YOUR OBJECTIVE:
Update the lines from the first one through the line containing "Circle shape [270,801,274,803]", changing every "Circle shape" to "Round marker" and leaving everything else unchanged. Give only those lines.

DATA FOR PROCESSING:

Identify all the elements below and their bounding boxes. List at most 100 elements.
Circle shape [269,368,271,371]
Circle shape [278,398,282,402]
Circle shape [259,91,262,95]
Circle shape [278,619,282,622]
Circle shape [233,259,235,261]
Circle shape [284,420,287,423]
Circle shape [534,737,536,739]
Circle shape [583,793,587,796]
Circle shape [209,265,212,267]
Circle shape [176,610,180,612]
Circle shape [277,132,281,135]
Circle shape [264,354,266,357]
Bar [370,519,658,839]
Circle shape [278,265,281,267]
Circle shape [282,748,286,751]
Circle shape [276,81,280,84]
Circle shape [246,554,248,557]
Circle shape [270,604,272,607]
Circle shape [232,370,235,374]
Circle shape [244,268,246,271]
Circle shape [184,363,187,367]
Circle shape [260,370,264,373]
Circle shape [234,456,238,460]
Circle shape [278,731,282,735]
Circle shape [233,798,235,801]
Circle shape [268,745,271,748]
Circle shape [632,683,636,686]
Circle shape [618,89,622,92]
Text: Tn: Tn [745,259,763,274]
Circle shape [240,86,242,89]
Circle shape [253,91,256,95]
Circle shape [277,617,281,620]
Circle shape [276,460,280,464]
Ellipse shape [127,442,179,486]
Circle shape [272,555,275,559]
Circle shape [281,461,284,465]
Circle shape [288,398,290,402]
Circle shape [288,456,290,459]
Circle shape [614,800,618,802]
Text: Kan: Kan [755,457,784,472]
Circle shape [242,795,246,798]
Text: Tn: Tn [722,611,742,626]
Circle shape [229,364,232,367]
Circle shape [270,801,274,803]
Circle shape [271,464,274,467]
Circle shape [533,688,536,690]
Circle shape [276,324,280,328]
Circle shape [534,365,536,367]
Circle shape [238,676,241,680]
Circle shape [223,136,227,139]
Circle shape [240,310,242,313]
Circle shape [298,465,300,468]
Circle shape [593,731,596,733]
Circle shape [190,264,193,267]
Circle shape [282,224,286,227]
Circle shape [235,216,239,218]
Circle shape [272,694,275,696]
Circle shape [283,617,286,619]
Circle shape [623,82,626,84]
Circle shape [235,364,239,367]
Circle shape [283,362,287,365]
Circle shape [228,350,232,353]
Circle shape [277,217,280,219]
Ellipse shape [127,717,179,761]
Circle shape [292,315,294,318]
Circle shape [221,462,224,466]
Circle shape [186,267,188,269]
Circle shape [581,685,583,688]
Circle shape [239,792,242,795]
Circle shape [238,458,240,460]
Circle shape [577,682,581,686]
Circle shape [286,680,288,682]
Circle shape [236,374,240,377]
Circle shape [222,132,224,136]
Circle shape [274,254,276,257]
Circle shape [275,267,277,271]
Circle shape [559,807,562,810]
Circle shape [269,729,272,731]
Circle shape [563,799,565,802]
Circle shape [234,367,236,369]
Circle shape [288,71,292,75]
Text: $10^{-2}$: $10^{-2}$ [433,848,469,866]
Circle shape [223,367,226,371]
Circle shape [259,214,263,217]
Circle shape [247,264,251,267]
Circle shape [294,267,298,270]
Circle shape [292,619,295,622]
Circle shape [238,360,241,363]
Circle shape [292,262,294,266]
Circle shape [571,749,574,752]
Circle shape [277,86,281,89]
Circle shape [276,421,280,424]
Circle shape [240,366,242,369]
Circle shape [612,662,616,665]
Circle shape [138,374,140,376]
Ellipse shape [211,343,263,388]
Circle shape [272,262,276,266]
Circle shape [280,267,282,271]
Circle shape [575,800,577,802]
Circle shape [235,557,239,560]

REPLY TO THE TASK:
Identify all the elements below and their bounding boxes. List at most 100 elements.
Round marker [269,368,271,371]
Round marker [278,398,282,402]
Round marker [259,91,262,95]
Round marker [278,619,282,622]
Round marker [233,259,235,261]
Round marker [284,420,287,423]
Round marker [534,737,536,739]
Round marker [583,793,587,796]
Round marker [209,265,212,267]
Round marker [176,610,180,612]
Round marker [277,132,281,135]
Round marker [264,354,266,357]
Bar [370,519,658,839]
Round marker [278,265,281,267]
Round marker [282,748,286,751]
Round marker [276,81,280,84]
Round marker [246,554,248,557]
Round marker [270,604,272,607]
Round marker [232,370,235,374]
Round marker [244,268,246,271]
Round marker [184,363,187,367]
Round marker [260,370,264,373]
Round marker [234,456,238,460]
Round marker [278,731,282,735]
Round marker [233,798,235,801]
Round marker [268,745,271,748]
Round marker [632,683,636,686]
Round marker [618,89,622,92]
Text: Tn: Tn [745,259,763,274]
Round marker [240,86,242,89]
Round marker [253,91,256,95]
Round marker [277,617,281,620]
Round marker [276,460,280,464]
Ellipse shape [127,442,179,486]
Round marker [272,555,275,559]
Round marker [281,461,284,465]
Round marker [288,398,290,402]
Round marker [288,456,290,459]
Round marker [614,800,618,802]
Text: Kan: Kan [755,457,784,472]
Round marker [242,795,246,798]
Text: Tn: Tn [722,611,742,626]
Round marker [229,364,232,367]
Round marker [270,801,274,803]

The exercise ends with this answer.